Direction: Output the material below in its entirety, exactly as given.

━━━━━ Input for this task

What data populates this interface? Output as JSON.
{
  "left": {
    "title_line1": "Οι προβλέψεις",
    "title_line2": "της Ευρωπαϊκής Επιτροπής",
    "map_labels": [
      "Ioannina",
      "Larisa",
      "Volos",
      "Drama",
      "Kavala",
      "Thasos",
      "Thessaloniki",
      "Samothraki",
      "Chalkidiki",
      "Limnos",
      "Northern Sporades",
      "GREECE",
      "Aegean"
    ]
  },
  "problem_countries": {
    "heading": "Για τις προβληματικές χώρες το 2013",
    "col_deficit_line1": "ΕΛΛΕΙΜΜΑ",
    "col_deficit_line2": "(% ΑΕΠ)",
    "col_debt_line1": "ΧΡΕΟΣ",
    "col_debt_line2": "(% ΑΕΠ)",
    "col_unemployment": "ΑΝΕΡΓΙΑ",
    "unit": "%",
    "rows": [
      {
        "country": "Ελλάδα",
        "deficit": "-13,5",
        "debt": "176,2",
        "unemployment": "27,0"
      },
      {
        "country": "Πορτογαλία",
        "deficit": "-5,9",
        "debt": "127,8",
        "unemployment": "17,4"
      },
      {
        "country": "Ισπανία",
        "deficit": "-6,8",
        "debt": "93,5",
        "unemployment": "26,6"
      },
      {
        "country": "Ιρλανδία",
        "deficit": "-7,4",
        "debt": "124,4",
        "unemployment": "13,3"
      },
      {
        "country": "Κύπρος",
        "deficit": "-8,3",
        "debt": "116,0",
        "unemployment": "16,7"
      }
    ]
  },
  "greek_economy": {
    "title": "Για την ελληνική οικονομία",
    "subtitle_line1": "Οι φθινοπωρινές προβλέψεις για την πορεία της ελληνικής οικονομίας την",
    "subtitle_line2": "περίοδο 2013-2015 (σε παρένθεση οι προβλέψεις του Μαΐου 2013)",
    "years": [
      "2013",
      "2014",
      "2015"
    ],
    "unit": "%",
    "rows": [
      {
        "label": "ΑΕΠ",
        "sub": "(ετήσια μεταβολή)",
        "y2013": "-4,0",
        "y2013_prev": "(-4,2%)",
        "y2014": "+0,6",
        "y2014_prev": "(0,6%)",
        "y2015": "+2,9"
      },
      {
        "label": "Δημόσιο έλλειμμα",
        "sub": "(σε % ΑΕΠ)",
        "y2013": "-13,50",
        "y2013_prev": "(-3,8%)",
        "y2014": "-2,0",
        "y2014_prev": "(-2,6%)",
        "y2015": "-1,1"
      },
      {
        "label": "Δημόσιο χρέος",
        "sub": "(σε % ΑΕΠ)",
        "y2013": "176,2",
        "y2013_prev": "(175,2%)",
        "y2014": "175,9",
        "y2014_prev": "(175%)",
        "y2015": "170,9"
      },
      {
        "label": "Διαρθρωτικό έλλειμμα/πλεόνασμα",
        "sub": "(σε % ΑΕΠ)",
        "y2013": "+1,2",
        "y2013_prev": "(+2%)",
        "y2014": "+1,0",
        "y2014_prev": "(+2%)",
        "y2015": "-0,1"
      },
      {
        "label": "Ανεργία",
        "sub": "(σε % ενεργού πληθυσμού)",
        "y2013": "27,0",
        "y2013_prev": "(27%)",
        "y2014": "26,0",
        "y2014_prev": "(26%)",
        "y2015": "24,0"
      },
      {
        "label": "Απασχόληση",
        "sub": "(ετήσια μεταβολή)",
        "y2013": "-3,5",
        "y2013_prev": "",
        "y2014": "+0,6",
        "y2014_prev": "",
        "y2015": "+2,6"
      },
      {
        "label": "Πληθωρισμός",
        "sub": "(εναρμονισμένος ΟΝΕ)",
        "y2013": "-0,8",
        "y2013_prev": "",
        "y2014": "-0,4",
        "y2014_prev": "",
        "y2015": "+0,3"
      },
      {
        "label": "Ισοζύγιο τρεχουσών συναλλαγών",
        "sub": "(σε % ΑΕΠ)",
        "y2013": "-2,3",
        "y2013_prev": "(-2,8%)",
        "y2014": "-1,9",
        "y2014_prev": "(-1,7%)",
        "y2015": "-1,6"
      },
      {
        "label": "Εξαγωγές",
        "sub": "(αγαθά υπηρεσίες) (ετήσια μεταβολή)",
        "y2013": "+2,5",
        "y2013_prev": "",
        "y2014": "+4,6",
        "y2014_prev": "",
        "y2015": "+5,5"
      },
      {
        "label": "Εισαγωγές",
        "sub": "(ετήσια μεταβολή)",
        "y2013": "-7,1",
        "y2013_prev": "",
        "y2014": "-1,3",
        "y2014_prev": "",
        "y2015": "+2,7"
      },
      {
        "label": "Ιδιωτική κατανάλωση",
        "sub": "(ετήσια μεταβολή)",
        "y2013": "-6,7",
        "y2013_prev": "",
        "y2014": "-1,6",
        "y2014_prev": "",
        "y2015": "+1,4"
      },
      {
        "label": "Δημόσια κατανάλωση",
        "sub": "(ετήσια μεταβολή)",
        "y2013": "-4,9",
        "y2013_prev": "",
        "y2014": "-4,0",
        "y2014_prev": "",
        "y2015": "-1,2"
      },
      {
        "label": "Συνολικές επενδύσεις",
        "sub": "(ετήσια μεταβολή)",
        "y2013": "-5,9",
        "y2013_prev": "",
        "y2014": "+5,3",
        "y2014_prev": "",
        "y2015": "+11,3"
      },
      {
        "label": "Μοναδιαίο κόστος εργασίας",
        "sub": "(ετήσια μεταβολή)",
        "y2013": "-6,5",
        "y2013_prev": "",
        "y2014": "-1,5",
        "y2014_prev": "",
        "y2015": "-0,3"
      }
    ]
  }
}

━━━━━━━━━━

Exercise answer:
What data populates this interface? Output as JSON.
{
  "left": {
    "title_line1": "Οι προβλέψεις",
    "title_line2": "της Ευρωπαϊκής Επιτροπής",
    "map_labels": [
      "Ioannina",
      "Larisa",
      "Volos",
      "Drama",
      "Kavala",
      "Thasos",
      "Thessaloniki",
      "Samothraki",
      "Chalkidiki",
      "Limnos",
      "Northern Sporades",
      "GREECE",
      "Aegean"
    ]
  },
  "problem_countries": {
    "heading": "Για τις προβληματικές χώρες το 2013",
    "col_deficit_line1": "ΕΛΛΕΙΜΜΑ",
    "col_deficit_line2": "(% ΑΕΠ)",
    "col_debt_line1": "ΧΡΕΟΣ",
    "col_debt_line2": "(% ΑΕΠ)",
    "col_unemployment": "ΑΝΕΡΓΙΑ",
    "unit": "%",
    "rows": [
      {
        "country": "Ελλάδα",
        "deficit": "-13,5",
        "debt": "176,2",
        "unemployment": "27,0"
      },
      {
        "country": "Πορτογαλία",
        "deficit": "-5,9",
        "debt": "127,8",
        "unemployment": "17,4"
      },
      {
        "country": "Ισπανία",
        "deficit": "-6,8",
        "debt": "93,5",
        "unemployment": "26,6"
      },
      {
        "country": "Ιρλανδία",
        "deficit": "-7,4",
        "debt": "124,4",
        "unemployment": "13,3"
      },
      {
        "country": "Κύπρος",
        "deficit": "-8,3",
        "debt": "116,0",
        "unemployment": "16,7"
      }
    ]
  },
  "greek_economy": {
    "title": "Για την ελληνική οικονομία",
    "subtitle_line1": "Οι φθινοπωρινές προβλέψεις για την πορεία της ελληνικής οικονομίας την",
    "subtitle_line2": "περίοδο 2013-2015 (σε παρένθεση οι προβλέψεις του Μαΐου 2013)",
    "years": [
      "2013",
      "2014",
      "2015"
    ],
    "unit": "%",
    "rows": [
      {
        "label": "ΑΕΠ",
        "sub": "(ετήσια μεταβολή)",
        "y2013": "-4,0",
        "y2013_prev": "(-4,2%)",
        "y2014": "+0,6",
        "y2014_prev": "(0,6%)",
        "y2015": "+2,9"
      },
      {
        "label": "Δημόσιο έλλειμμα",
        "sub": "(σε % ΑΕΠ)",
        "y2013": "-13,50",
        "y2013_prev": "(-3,8%)",
        "y2014": "-2,0",
        "y2014_prev": "(-2,6%)",
        "y2015": "-1,1"
      },
      {
        "label": "Δημόσιο χρέος",
        "sub": "(σε % ΑΕΠ)",
        "y2013": "176,2",
        "y2013_prev": "(175,2%)",
        "y2014": "175,9",
        "y2014_prev": "(175%)",
        "y2015": "170,9"
      },
      {
        "label": "Διαρθρωτικό έλλειμμα/πλεόνασμα",
        "sub": "(σε % ΑΕΠ)",
        "y2013": "+1,2",
        "y2013_prev": "(+2%)",
        "y2014": "+1,0",
        "y2014_prev": "(+2%)",
        "y2015": "-0,1"
      },
      {
        "label": "Ανεργία",
        "sub": "(σε % ενεργού πληθυσμού)",
        "y2013": "27,0",
        "y2013_prev": "(27%)",
        "y2014": "26,0",
        "y2014_prev": "(26%)",
        "y2015": "24,0"
      },
      {
        "label": "Απασχόληση",
        "sub": "(ετήσια μεταβολή)",
        "y2013": "-3,5",
        "y2013_prev": "",
        "y2014": "+0,6",
        "y2014_prev": "",
        "y2015": "+2,6"
      },
      {
        "label": "Πληθωρισμός",
        "sub": "(εναρμονισμένος ΟΝΕ)",
        "y2013": "-0,8",
        "y2013_prev": "",
        "y2014": "-0,4",
        "y2014_prev": "",
        "y2015": "+0,3"
      },
      {
        "label": "Ισοζύγιο τρεχουσών συναλλαγών",
        "sub": "(σε % ΑΕΠ)",
        "y2013": "-2,3",
        "y2013_prev": "(-2,8%)",
        "y2014": "-1,9",
        "y2014_prev": "(-1,7%)",
        "y2015": "-1,6"
      },
      {
        "label": "Εξαγωγές",
        "sub": "(αγαθά υπηρεσίες) (ετήσια μεταβολή)",
        "y2013": "+2,5",
        "y2013_prev": "",
        "y2014": "+4,6",
        "y2014_prev": "",
        "y2015": "+5,5"
      },
      {
        "label": "Εισαγωγές",
        "sub": "(ετήσια μεταβολή)",
        "y2013": "-7,1",
        "y2013_prev": "",
        "y2014": "-1,3",
        "y2014_prev": "",
        "y2015": "+2,7"
      },
      {
        "label": "Ιδιωτική κατανάλωση",
        "sub": "(ετήσια μεταβολή)",
        "y2013": "-6,7",
        "y2013_prev": "",
        "y2014": "-1,6",
        "y2014_prev": "",
        "y2015": "+1,4"
      },
      {
        "label": "Δημόσια κατανάλωση",
        "sub": "(ετήσια μεταβολή)",
        "y2013": "-4,9",
        "y2013_prev": "",
        "y2014": "-4,0",
        "y2014_prev": "",
        "y2015": "-1,2"
      },
      {
        "label": "Συνολικές επενδύσεις",
        "sub": "(ετήσια μεταβολή)",
        "y2013": "-5,9",
        "y2013_prev": "",
        "y2014": "+5,3",
        "y2014_prev": "",
        "y2015": "+11,3"
      },
      {
        "label": "Μοναδιαίο κόστος εργασίας",
        "sub": "(ετήσια μεταβολή)",
        "y2013": "-6,5",
        "y2013_prev": "",
        "y2014": "-1,5",
        "y2014_prev": "",
        "y2015": "-0,3"
      }
    ]
  }
}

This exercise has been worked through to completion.